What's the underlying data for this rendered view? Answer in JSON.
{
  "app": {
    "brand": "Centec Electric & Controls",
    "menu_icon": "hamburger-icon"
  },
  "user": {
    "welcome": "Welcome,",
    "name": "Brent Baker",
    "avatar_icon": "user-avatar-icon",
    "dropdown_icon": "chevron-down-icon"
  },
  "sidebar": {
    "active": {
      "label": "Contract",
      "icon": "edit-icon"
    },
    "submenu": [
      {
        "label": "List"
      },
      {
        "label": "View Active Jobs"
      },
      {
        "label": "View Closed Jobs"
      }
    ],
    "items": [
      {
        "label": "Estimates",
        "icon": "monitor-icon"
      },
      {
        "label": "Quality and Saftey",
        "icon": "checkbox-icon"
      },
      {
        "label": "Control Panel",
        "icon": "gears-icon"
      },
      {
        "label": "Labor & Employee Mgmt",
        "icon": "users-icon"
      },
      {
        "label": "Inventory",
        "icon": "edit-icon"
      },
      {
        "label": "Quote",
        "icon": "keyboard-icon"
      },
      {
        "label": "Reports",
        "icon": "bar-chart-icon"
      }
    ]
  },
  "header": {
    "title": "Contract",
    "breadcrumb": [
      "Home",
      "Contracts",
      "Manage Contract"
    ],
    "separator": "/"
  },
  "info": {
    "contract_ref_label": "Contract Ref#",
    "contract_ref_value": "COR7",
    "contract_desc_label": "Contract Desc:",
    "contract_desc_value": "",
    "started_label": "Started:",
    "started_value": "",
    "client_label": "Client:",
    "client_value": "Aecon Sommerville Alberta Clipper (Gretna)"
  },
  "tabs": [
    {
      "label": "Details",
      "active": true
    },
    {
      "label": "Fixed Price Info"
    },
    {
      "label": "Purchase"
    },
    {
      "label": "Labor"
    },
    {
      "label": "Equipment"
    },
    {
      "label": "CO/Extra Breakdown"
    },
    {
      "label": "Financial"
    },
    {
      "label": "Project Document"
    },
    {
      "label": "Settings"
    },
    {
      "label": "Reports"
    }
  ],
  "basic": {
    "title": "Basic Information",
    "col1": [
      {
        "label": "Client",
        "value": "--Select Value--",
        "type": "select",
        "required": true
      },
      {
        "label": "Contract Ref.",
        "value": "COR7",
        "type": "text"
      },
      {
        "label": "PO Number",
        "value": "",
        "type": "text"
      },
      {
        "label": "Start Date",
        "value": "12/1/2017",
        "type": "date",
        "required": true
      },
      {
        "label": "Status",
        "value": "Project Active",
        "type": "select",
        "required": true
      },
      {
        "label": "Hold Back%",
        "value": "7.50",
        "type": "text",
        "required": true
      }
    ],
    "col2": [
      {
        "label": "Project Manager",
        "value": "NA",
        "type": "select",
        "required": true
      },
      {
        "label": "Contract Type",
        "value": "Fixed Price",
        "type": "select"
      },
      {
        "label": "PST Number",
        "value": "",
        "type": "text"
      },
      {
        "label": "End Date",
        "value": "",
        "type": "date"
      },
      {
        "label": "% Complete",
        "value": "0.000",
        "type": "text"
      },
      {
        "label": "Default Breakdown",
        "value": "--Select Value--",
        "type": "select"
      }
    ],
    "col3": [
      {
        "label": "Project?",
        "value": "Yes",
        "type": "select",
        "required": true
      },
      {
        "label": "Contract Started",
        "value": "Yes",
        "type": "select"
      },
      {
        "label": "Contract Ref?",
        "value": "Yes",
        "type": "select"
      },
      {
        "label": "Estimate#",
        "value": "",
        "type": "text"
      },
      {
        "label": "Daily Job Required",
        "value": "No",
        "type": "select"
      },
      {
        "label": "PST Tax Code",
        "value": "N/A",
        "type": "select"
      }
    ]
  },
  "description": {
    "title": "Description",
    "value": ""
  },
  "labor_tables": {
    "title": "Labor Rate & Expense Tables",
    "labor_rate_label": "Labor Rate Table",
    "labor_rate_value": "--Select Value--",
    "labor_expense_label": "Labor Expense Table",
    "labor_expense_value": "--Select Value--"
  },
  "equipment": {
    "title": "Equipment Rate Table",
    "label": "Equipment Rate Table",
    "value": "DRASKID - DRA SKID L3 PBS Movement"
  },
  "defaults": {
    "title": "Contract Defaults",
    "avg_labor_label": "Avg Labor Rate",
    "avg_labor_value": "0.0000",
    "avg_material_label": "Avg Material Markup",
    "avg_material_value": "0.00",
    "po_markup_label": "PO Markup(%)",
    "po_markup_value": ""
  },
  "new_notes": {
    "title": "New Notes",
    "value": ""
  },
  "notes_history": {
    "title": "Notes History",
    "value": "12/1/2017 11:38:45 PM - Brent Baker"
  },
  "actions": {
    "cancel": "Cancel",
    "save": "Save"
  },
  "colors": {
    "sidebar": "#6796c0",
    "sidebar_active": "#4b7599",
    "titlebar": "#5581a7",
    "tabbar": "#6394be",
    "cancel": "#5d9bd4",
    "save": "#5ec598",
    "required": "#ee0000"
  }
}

————

* GOAL
Extract from the material all lines containing the string "Fixed".

* WRITTEN ANSWER
      "label": "Fixed Price Info"
        "value": "Fixed Price",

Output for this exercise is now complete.